▶ Exercise description: The answer is one number: how many lines in the data below hold "type".

▶ Input rows:
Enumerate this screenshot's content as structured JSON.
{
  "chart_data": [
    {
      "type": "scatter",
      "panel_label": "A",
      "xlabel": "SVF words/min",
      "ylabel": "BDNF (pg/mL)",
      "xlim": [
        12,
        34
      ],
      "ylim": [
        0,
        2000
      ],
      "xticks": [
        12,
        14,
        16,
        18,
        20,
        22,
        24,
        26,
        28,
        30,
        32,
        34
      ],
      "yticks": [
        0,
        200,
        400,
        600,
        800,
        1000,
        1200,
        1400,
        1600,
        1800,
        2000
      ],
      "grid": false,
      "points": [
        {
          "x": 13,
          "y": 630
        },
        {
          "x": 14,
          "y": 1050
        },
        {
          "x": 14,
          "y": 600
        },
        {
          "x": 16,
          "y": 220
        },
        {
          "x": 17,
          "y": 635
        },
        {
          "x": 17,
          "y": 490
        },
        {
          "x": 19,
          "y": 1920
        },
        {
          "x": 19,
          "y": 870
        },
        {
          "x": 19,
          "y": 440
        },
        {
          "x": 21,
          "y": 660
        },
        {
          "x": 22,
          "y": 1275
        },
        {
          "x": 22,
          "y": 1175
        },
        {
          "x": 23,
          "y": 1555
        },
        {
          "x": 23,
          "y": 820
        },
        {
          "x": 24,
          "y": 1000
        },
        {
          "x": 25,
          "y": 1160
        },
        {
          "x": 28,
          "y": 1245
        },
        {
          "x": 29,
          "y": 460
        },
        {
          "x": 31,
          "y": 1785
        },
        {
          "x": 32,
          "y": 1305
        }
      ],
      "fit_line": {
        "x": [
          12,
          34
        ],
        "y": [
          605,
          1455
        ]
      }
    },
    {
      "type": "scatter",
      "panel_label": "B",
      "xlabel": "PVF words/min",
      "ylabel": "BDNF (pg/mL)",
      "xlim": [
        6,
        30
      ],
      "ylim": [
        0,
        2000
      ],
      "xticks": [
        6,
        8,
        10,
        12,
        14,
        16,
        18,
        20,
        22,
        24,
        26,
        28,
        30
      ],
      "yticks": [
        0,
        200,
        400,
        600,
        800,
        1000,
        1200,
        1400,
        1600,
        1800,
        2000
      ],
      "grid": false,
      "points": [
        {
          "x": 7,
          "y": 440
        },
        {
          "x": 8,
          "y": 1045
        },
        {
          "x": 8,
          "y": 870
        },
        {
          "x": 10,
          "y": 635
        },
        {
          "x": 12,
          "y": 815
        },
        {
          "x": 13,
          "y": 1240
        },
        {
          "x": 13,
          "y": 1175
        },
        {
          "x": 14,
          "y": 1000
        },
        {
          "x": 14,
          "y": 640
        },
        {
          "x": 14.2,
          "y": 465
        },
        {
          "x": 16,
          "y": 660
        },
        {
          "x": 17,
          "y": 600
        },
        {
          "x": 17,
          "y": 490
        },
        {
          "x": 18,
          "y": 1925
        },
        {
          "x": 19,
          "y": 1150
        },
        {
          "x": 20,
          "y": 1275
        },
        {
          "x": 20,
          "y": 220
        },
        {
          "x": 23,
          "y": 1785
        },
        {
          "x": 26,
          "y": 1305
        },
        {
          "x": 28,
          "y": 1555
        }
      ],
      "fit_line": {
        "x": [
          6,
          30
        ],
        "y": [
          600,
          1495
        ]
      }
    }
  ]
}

--

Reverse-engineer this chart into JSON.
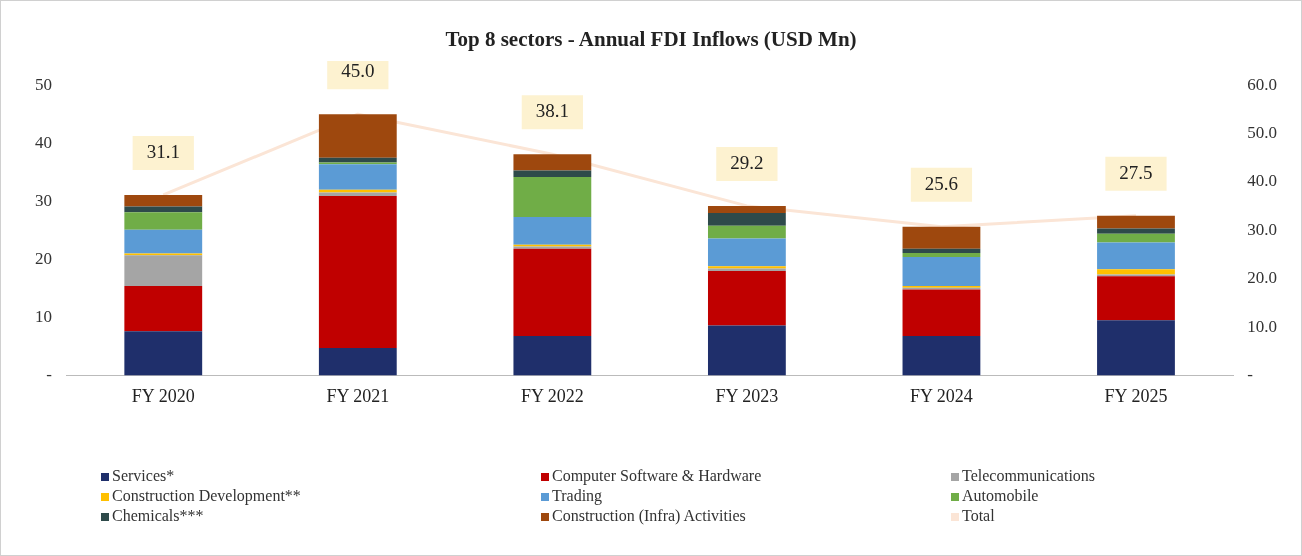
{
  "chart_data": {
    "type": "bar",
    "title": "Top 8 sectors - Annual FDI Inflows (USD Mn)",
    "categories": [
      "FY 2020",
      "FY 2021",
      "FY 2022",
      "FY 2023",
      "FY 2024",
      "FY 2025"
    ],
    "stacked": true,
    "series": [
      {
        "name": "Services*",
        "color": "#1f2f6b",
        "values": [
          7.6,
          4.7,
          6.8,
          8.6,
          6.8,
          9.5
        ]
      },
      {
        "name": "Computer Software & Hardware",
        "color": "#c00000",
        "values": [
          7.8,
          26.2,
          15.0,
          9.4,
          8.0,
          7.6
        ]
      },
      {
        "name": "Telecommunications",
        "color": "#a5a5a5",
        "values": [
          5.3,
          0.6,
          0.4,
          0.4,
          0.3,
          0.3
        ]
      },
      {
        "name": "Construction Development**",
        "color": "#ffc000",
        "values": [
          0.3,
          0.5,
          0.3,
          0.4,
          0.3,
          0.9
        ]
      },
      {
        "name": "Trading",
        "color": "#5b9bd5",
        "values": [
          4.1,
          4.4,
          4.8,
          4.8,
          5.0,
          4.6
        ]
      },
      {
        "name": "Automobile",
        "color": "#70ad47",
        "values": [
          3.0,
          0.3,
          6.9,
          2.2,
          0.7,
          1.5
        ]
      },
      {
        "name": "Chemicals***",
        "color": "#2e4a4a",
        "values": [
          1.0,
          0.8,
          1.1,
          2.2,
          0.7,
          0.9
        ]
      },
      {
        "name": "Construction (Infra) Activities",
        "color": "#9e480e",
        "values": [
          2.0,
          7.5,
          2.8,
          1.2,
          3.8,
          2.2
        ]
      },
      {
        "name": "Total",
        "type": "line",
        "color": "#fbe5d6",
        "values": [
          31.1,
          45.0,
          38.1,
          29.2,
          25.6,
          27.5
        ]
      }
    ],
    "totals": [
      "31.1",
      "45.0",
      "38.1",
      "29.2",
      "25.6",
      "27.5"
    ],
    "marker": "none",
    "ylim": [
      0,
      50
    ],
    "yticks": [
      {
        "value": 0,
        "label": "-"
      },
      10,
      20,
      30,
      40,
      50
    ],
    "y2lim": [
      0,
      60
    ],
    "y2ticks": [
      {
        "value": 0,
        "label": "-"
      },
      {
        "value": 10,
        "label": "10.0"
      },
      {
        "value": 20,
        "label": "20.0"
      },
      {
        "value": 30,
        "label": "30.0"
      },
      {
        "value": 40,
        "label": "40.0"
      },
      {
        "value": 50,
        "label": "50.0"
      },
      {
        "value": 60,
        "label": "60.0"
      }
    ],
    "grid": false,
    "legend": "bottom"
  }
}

▶ Response to this exercise: 4